> [THE REQUEST]
Tally the lines below that contain "году". The number is the whole answer.

--- START MATERIAL ---

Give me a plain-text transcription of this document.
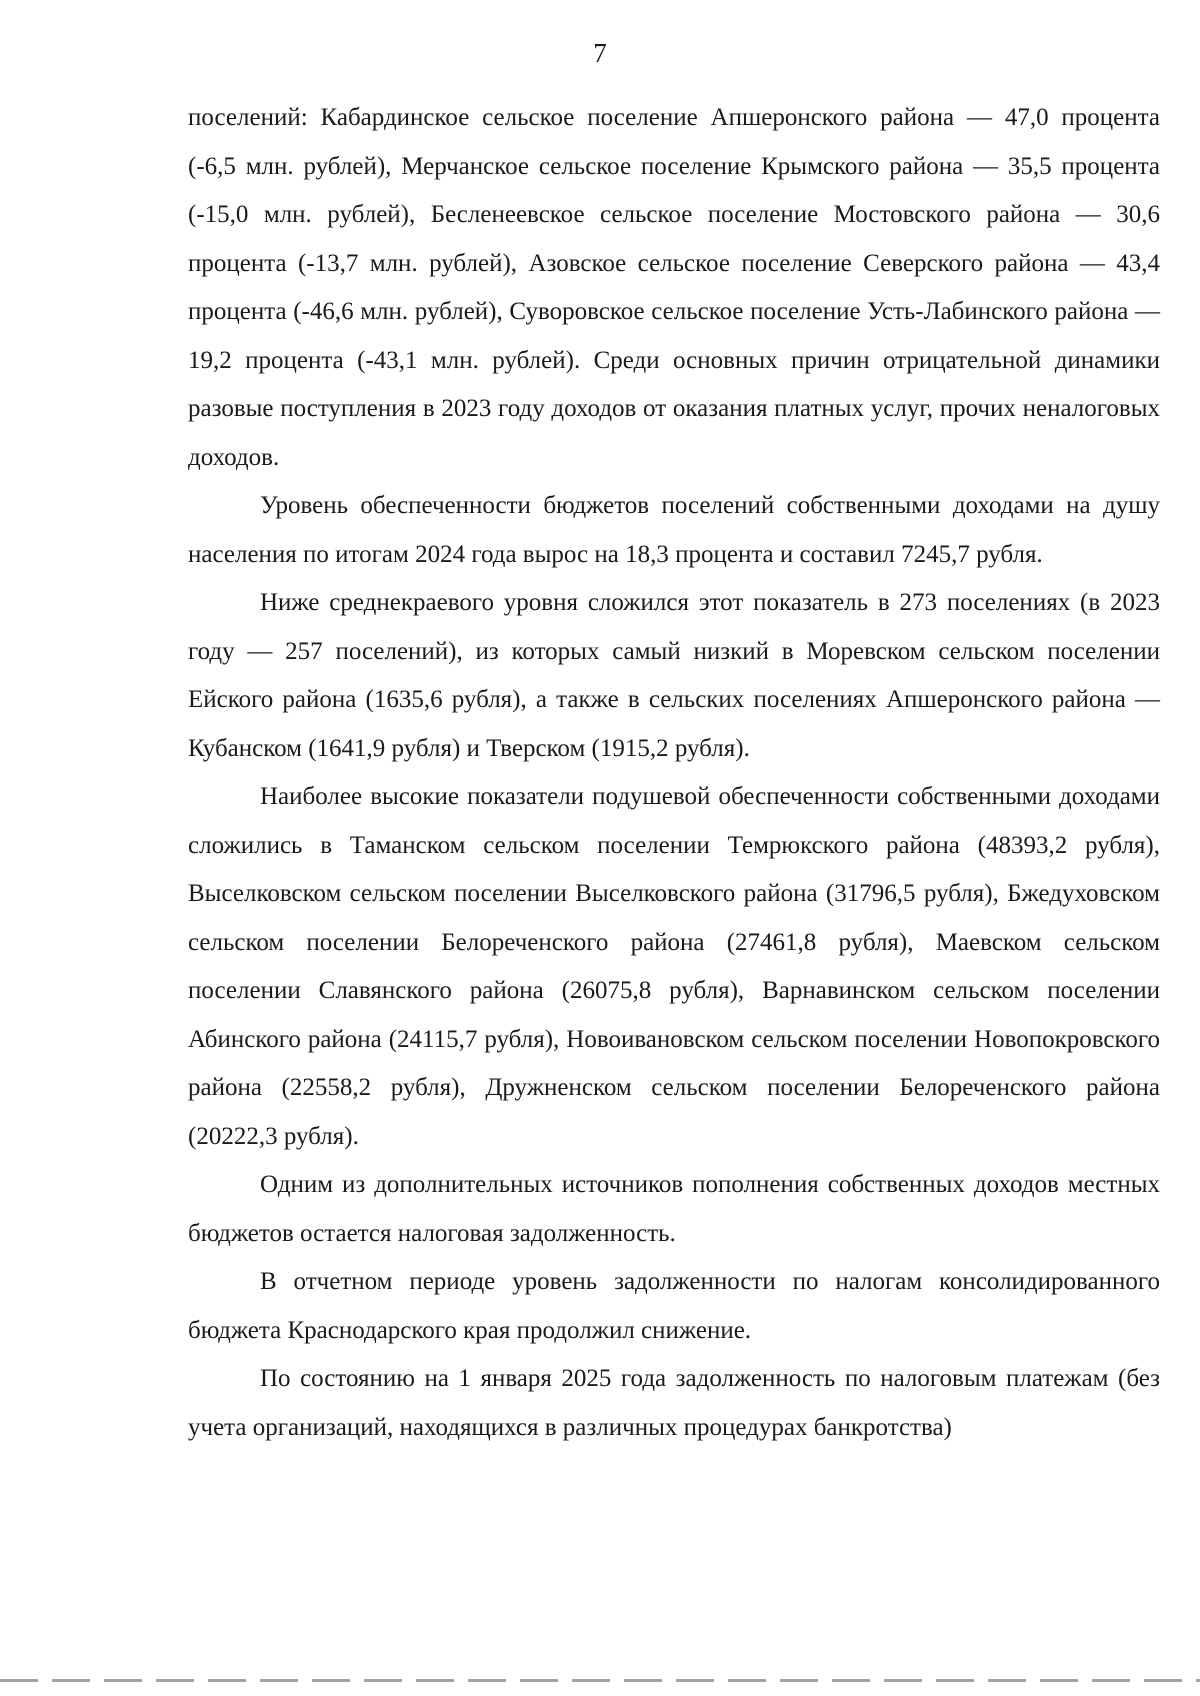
7

поселений: Кабардинское сельское поселение Апшеронского района — 47,0 процента (-6,5 млн. рублей), Мерчанское сельское поселение Крымского района — 35,5 процента (-15,0 млн. рублей), Бесленеевское сельское поселение Мостовского района — 30,6 процента (-13,7 млн. рублей), Азовское сельское поселение Северского района — 43,4 процента (-46,6 млн. рублей), Суворовское сельское поселение Усть-Лабинского района — 19,2 процента (-43,1 млн. рублей). Среди основных причин отрицательной динамики разовые поступления в 2023 году доходов от оказания платных услуг, прочих неналоговых доходов.

Уровень обеспеченности бюджетов поселений собственными доходами на душу населения по итогам 2024 года вырос на 18,3 процента и составил 7245,7 рубля.

Ниже среднекраевого уровня сложился этот показатель в 273 поселениях (в 2023 году — 257 поселений), из которых самый низкий в Моревском сельском поселении Ейского района (1635,6 рубля), а также в сельских поселениях Апшеронского района — Кубанском (1641,9 рубля) и Тверском (1915,2 рубля).

Наиболее высокие показатели подушевой обеспеченности собственными доходами сложились в Таманском сельском поселении Темрюкского района (48393,2 рубля), Выселковском сельском поселении Выселковского района (31796,5 рубля), Бжедуховском сельском поселении Белореченского района (27461,8 рубля), Маевском сельском поселении Славянского района (26075,8 рубля), Варнавинском сельском поселении Абинского района (24115,7 рубля), Новоивановском сельском поселении Новопокровского района (22558,2 рубля), Дружненском сельском поселении Белореченского района (20222,3 рубля).

Одним из дополнительных источников пополнения собственных доходов местных бюджетов остается налоговая задолженность.

В отчетном периоде уровень задолженности по налогам консолидированного бюджета Краснодарского края продолжил снижение.

По состоянию на 1 января 2025 года задолженность по налоговым платежам (без учета организаций, находящихся в различных процедурах банкротства)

--- END MATERIAL ---

> [FULL RESPONSE]
2